DIRECTION: Select lines where the word "plomb" appears.

==== DATA RECORDS

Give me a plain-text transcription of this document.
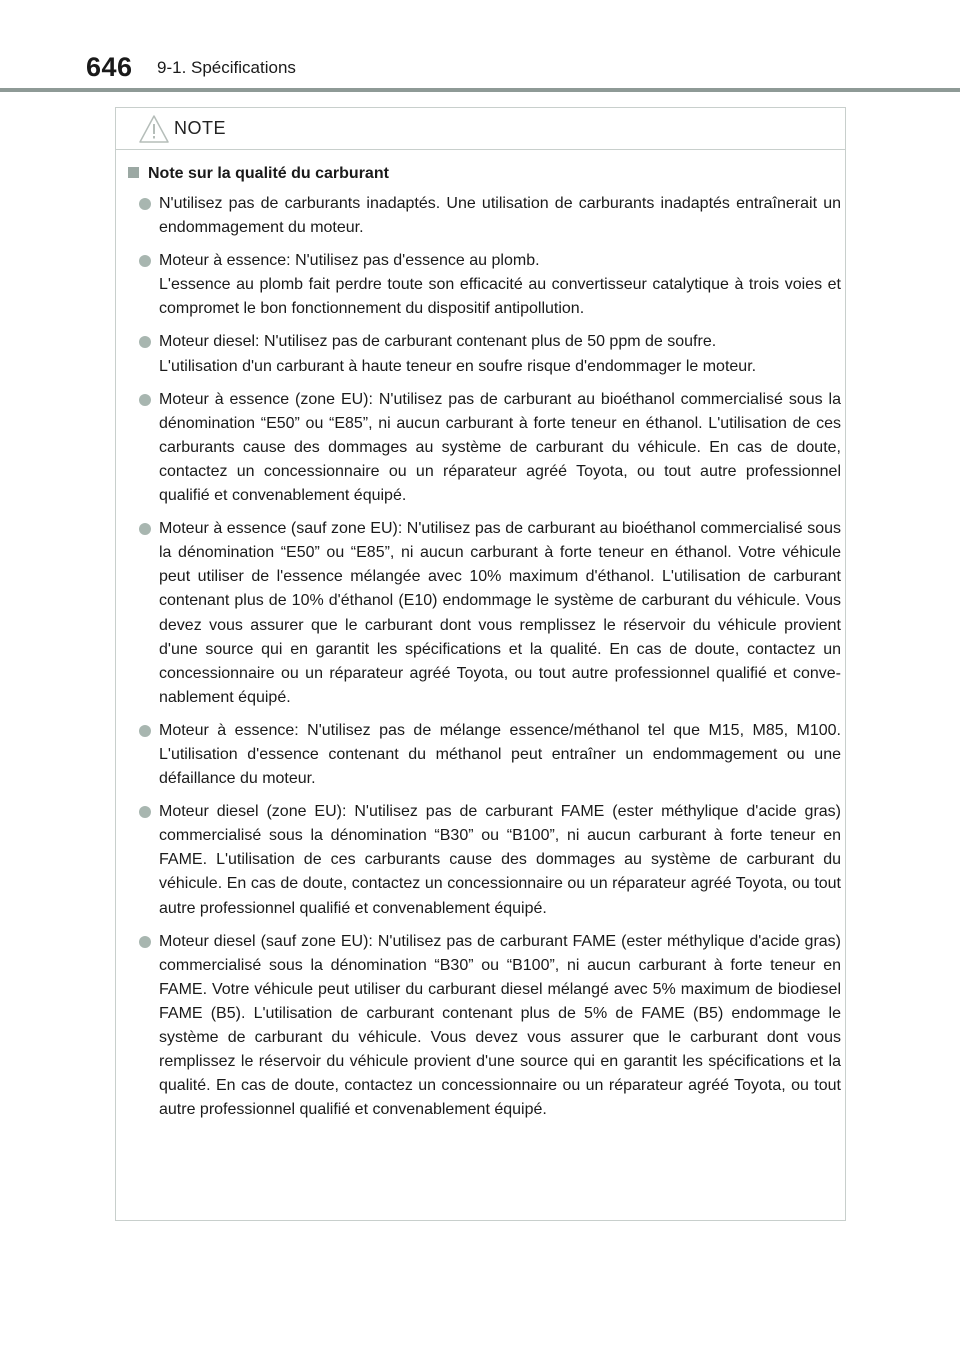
646 9-1. Spécifications
NOTE
Note sur la qualité du carburant
N'utilisez pas de carburants inadaptés. Une utilisation de carburants inadaptés entraînerait un endommagement du moteur.
Moteur à essence: N'utilisez pas d'essence au plomb.
L'essence au plomb fait perdre toute son efficacité au convertisseur catalytique à trois voies et compromet le bon fonctionnement du dispositif antipollution.
Moteur diesel: N'utilisez pas de carburant contenant plus de 50 ppm de soufre.
L'utilisation d'un carburant à haute teneur en soufre risque d'endommager le moteur.
Moteur à essence (zone EU): N'utilisez pas de carburant au bioéthanol commercialisé sous la dénomination “E50” ou “E85”, ni aucun carburant à forte teneur en éthanol. L'utilisation de ces carburants cause des dommages au système de carburant du véhicule. En cas de doute, contactez un concessionnaire ou un réparateur agréé Toyota, ou tout autre professionnel qualifié et convenablement équipé.
Moteur à essence (sauf zone EU): N'utilisez pas de carburant au bioéthanol commercialisé sous la dénomination “E50” ou “E85”, ni aucun carburant à forte teneur en éthanol. Votre véhicule peut utiliser de l'essence mélangée avec 10% maximum d'éthanol. L'utilisation de carburant contenant plus de 10% d'éthanol (E10) endommage le système de carburant du véhicule. Vous devez vous assurer que le carburant dont vous remplissez le réservoir du véhicule provient d'une source qui en garantit les spécifications et la qualité. En cas de doute, contactez un concessionnaire ou un réparateur agréé Toyota, ou tout autre professionnel qualifié et convenablement équipé.
Moteur à essence: N'utilisez pas de mélange essence/méthanol tel que M15, M85, M100. L'utilisation d'essence contenant du méthanol peut entraîner un endommagement ou une défaillance du moteur.
Moteur diesel (zone EU): N'utilisez pas de carburant FAME (ester méthylique d'acide gras) commercialisé sous la dénomination “B30” ou “B100”, ni aucun carburant à forte teneur en FAME. L'utilisation de ces carburants cause des dommages au système de carburant du véhicule. En cas de doute, contactez un concessionnaire ou un réparateur agréé Toyota, ou tout autre professionnel qualifié et convenablement équipé.
Moteur diesel (sauf zone EU): N'utilisez pas de carburant FAME (ester méthylique d'acide gras) commercialisé sous la dénomination “B30” ou “B100”, ni aucun carburant à forte teneur en FAME. Votre véhicule peut utiliser du carburant diesel mélangé avec 5% maximum de biodiesel FAME (B5). L'utilisation de carburant contenant plus de 5% de FAME (B5) endommage le système de carburant du véhicule. Vous devez vous assurer que le carburant dont vous remplissez le réservoir du véhicule provient d'une source qui en garantit les spécifications et la qualité. En cas de doute, contactez un concessionnaire ou un réparateur agréé Toyota, ou tout autre professionnel qualifié et convenablement équipé.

========

TASK OUTPUT:
Moteur à essence: N'utilisez pas d'essence au plomb.
L'essence au plomb fait perdre toute son efficacité au convertisseur catalytique à trois voies et compromet le bon fonctionnement du dispositif antipollution.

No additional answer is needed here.